# EXTRAIT
Projet d’intervention du Sénateur Jean-Pierre Chevènement sur la loi de programmation militaire au Sénat, séance du 15 juillet 2009.


Pour une défense indépendante
Monsieur le Ministre,

Alors que le projet de loi de programmation militaire a été déposé sur le bureau de l’Assemblée Nationale le 29 octobre 2008, il est regrettable que sa discussion devant le Sénat intervienne aussi tard et dans la précipitation. Entre temps, la crise économique a d’ailleurs bouleversé les perspectives économiques et financières. On ne peut qu’être inquiet de la nécessité inscrite dans le texte de la programmation de la subordination de son exécution à la maîtrise des finances publiques.

Le Parlement ne trouve pas son compte dans ce simulacre de débat. Une session extraordinaire, au creux de l’été, conduit le Gouvernement à demander au Sénat de « voter conforme » un texte amendé à la va vite par l’Assemblée Nationale. Il serait navrant que le fait majoritaire, instrumentalisé d’en haut, ressuscite le vote bloqué !

Ainsi le Sénat est réduit à jouer le rôle d’une simple Chambre d’enregistrement, non seulement sur le texte, mais aussi sur le rapport annexé. Or, celui-ci reprend les orientations du « Livre blanc » publié en juin 2008 qui n’a fait l’objet, à ma connaissance, d’aucun vote du Parlement. Nous allons donc nous prononcer non seulement sur votre projet de loi de programmation mais aussi sur le « Livre blanc » de 2008 et le tournant politique qu’il imprime à la politique de défense.

Cette absence de débat sur le fond nuit au consensus souhaitable sur la défense nationale. Je le regrette d’autant plus que je pense y avoir apporté ma pierre dans les années soixante-dix en ralliant la gauche à la dissuasion nucléaire, au nom de l’indépendance nationale. L’attitude du Président de la République et du gouvernement vis-à-vis du Sénat me choque, car le consensus national sur la défense a été jusqu’à présent un atout précieux pour la crédibilité de celle-ci. Vous gâchez cet atout bien à la légère, aussi bien par votre refus du débat que par le contenu de votre politique, en rupture avec le souci de l’indépendance nationale.

# DONNÉES FOURNIES
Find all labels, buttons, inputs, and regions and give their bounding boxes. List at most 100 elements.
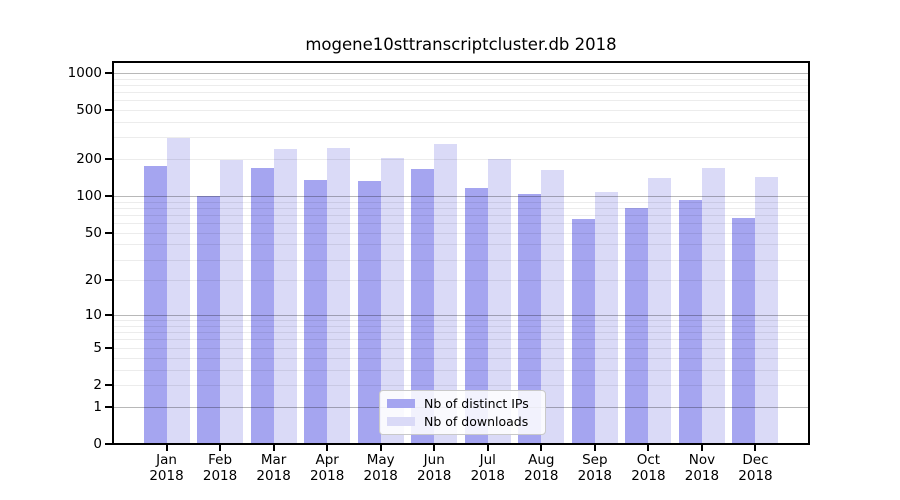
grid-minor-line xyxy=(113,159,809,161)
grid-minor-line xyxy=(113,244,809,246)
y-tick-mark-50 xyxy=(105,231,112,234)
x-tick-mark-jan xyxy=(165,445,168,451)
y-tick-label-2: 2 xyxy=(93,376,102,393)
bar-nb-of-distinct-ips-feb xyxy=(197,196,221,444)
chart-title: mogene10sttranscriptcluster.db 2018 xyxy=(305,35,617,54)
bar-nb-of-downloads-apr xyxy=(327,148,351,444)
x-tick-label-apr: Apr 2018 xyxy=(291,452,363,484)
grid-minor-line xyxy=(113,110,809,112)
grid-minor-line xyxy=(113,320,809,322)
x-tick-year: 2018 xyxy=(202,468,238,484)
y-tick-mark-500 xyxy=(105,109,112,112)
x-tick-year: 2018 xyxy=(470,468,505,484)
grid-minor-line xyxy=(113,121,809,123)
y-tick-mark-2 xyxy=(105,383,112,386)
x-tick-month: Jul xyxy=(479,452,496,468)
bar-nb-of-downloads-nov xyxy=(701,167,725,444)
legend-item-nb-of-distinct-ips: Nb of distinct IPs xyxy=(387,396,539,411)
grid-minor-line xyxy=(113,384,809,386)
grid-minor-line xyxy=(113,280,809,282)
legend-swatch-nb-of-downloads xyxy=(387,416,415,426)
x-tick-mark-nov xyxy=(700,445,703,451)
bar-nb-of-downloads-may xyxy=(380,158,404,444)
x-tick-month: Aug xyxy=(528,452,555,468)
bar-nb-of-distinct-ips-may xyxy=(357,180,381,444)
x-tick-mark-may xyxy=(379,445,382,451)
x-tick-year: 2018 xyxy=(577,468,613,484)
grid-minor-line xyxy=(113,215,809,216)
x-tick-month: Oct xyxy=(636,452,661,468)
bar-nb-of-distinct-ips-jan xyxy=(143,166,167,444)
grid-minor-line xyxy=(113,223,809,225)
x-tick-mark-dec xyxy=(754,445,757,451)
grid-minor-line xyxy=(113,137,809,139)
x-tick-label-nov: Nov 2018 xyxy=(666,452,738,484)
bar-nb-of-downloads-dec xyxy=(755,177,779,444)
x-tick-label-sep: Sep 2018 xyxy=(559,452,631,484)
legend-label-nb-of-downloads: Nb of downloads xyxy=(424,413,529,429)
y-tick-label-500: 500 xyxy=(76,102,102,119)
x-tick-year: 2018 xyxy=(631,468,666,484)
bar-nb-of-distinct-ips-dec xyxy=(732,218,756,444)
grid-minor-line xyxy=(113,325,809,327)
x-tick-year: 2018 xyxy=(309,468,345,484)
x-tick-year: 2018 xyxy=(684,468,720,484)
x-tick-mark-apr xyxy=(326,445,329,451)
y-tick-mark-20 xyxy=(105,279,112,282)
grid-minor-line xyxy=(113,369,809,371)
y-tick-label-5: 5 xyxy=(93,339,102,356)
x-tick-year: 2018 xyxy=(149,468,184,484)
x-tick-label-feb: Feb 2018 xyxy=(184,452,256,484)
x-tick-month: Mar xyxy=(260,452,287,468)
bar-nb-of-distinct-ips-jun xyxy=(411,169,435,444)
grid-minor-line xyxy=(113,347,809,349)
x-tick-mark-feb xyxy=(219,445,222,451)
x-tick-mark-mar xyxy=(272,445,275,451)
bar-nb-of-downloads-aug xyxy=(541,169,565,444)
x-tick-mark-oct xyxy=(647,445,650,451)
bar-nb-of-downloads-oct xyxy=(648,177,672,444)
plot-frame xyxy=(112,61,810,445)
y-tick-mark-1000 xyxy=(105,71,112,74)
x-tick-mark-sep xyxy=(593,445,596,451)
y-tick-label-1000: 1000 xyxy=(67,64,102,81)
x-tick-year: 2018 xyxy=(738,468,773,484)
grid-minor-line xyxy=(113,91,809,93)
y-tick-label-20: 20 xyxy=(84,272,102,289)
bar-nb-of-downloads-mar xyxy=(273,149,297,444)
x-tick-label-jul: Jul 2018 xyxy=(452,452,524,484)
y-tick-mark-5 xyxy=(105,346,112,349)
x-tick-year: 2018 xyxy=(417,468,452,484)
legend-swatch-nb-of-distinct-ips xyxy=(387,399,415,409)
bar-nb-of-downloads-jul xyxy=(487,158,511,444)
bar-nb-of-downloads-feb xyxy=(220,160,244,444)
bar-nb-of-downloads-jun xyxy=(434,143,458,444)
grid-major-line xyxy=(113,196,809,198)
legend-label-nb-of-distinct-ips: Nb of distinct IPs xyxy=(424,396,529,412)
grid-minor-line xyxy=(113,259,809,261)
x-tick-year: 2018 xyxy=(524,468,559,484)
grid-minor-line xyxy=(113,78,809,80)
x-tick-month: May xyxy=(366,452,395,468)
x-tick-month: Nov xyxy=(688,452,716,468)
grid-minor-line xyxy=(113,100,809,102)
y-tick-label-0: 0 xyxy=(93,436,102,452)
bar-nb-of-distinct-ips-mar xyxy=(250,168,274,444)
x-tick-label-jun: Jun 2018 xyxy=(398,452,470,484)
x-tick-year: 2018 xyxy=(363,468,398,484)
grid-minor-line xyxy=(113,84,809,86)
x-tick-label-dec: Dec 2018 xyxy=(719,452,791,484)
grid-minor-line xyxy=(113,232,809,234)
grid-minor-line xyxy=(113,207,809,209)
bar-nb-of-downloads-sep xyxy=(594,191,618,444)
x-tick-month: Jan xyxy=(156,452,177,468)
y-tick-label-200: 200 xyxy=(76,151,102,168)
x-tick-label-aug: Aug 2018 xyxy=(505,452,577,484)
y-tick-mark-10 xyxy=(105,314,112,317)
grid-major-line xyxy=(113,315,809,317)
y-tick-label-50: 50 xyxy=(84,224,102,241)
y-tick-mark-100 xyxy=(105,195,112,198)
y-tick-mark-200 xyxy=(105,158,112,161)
==
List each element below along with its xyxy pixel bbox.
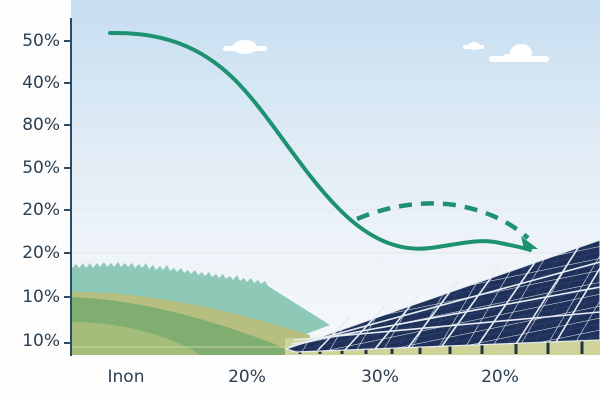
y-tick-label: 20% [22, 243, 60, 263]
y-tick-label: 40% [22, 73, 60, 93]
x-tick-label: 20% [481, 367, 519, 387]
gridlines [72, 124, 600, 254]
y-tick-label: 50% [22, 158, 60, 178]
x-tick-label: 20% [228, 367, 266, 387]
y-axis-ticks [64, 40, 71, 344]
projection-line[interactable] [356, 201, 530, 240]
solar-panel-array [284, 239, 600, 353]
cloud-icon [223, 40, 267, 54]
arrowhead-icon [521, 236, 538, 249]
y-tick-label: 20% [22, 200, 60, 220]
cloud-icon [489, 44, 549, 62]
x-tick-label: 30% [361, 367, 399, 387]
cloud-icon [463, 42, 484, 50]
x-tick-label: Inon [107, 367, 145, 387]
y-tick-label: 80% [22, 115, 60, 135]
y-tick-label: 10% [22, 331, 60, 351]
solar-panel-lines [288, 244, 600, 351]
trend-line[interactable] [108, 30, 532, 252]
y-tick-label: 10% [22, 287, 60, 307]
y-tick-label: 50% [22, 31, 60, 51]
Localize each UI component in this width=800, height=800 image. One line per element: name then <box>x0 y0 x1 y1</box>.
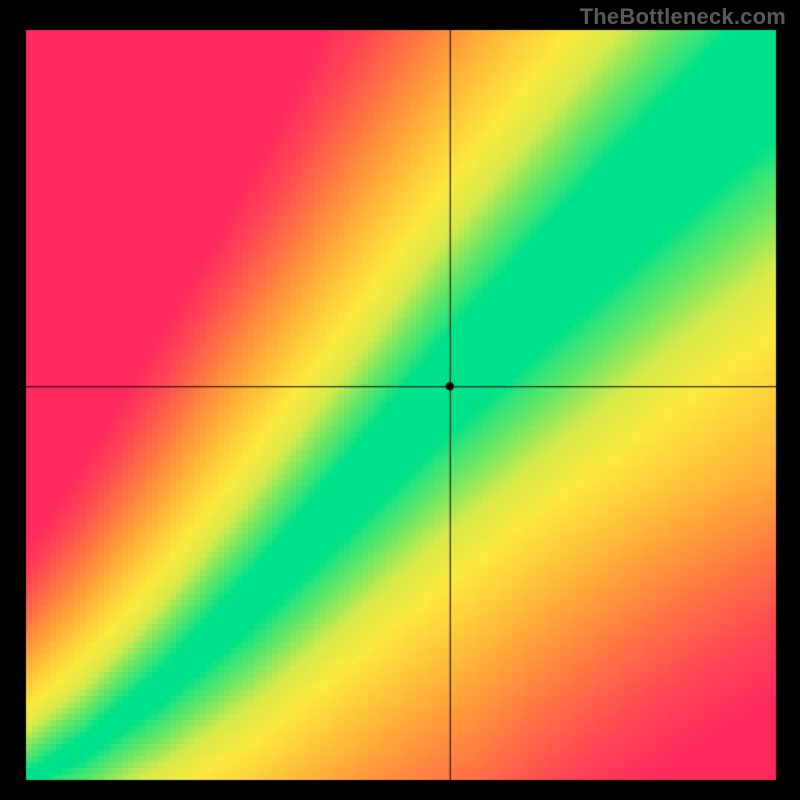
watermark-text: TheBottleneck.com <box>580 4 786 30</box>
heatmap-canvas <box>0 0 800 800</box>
---
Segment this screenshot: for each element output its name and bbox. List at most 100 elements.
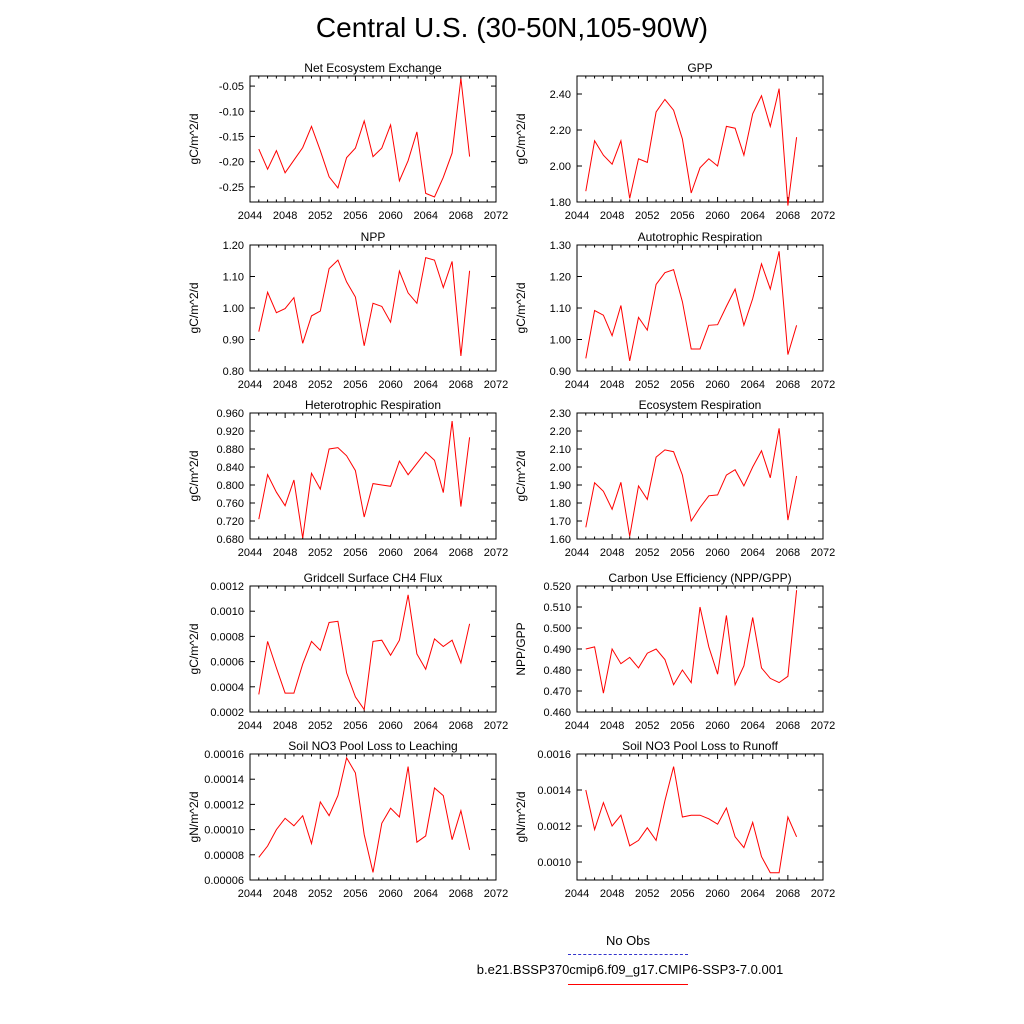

# CONSIGNES
1. Traduisez en anglais cette phrase de l'extrait : « Le Parlement ne trouve pas son compte dans ce simulacre de débat. »
2. Résumez sous forme de liste le paragraphe de l'extrait qui commence par « Ainsi le Sénat est réduit », en conservant ses faits essentiels.
3. Selon l'extrait, à quelle date le projet de loi de programmation militaire a-t-il été déposé sur le bureau de l'Assemblée nationale ?
Les lignes n'ont aucun lien avec l'extrait.

# RÉPONSES FINALES
1. Parliament is not getting its due in this sham of a debate.

2.
- Le Sénat est réduit au rôle de simple Chambre d'enregistrement, sur le texte comme sur le rapport annexé.
- Ce rapport reprend les orientations du « Livre blanc » publié en juin 2008.
- À la connaissance de l'auteur, ce « Livre blanc » n'a fait l'objet d'aucun vote du Parlement.
- Le vote portera donc aussi sur le « Livre blanc » et sur le tournant politique qu'il imprime à la politique de défense.

3. Le 29 octobre 2008.